WHAT TO DO:
Exactly reproduce each entry, leaving out nothing.

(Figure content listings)
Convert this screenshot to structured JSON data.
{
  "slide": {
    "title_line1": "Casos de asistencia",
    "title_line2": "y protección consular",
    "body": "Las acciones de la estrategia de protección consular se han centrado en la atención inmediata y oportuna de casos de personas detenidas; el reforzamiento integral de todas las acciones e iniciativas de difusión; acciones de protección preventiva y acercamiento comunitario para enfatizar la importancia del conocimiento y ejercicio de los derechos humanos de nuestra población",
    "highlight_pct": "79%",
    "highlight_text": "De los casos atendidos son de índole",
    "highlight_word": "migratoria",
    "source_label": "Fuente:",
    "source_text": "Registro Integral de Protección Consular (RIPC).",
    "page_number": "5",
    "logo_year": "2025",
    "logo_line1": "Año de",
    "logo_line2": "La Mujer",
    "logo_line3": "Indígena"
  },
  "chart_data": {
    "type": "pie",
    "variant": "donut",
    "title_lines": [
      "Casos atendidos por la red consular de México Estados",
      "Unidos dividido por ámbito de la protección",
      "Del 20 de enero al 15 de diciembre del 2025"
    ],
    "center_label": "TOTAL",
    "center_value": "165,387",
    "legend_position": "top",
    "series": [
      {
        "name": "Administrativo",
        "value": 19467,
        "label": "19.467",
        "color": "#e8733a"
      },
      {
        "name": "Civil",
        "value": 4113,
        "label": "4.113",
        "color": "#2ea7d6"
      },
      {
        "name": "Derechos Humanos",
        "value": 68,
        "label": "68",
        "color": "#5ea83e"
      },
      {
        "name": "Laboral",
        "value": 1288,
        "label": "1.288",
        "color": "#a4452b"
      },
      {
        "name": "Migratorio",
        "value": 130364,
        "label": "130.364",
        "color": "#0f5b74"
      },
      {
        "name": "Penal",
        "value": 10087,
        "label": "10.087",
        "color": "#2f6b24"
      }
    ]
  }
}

OUTPUT:
Convert this screenshot to structured JSON data.
{
  "slide": {
    "title_line1": "Casos de asistencia",
    "title_line2": "y protección consular",
    "body": "Las acciones de la estrategia de protección consular se han centrado en la atención inmediata y oportuna de casos de personas detenidas; el reforzamiento integral de todas las acciones e iniciativas de difusión; acciones de protección preventiva y acercamiento comunitario para enfatizar la importancia del conocimiento y ejercicio de los derechos humanos de nuestra población",
    "highlight_pct": "79%",
    "highlight_text": "De los casos atendidos son de índole",
    "highlight_word": "migratoria",
    "source_label": "Fuente:",
    "source_text": "Registro Integral de Protección Consular (RIPC).",
    "page_number": "5",
    "logo_year": "2025",
    "logo_line1": "Año de",
    "logo_line2": "La Mujer",
    "logo_line3": "Indígena"
  },
  "chart_data": {
    "type": "pie",
    "variant": "donut",
    "title_lines": [
      "Casos atendidos por la red consular de México Estados",
      "Unidos dividido por ámbito de la protección",
      "Del 20 de enero al 15 de diciembre del 2025"
    ],
    "center_label": "TOTAL",
    "center_value": "165,387",
    "legend_position": "top",
    "series": [
      {
        "name": "Administrativo",
        "value": 19467,
        "label": "19.467",
        "color": "#e8733a"
      },
      {
        "name": "Civil",
        "value": 4113,
        "label": "4.113",
        "color": "#2ea7d6"
      },
      {
        "name": "Derechos Humanos",
        "value": 68,
        "label": "68",
        "color": "#5ea83e"
      },
      {
        "name": "Laboral",
        "value": 1288,
        "label": "1.288",
        "color": "#a4452b"
      },
      {
        "name": "Migratorio",
        "value": 130364,
        "label": "130.364",
        "color": "#0f5b74"
      },
      {
        "name": "Penal",
        "value": 10087,
        "label": "10.087",
        "color": "#2f6b24"
      }
    ]
  }
}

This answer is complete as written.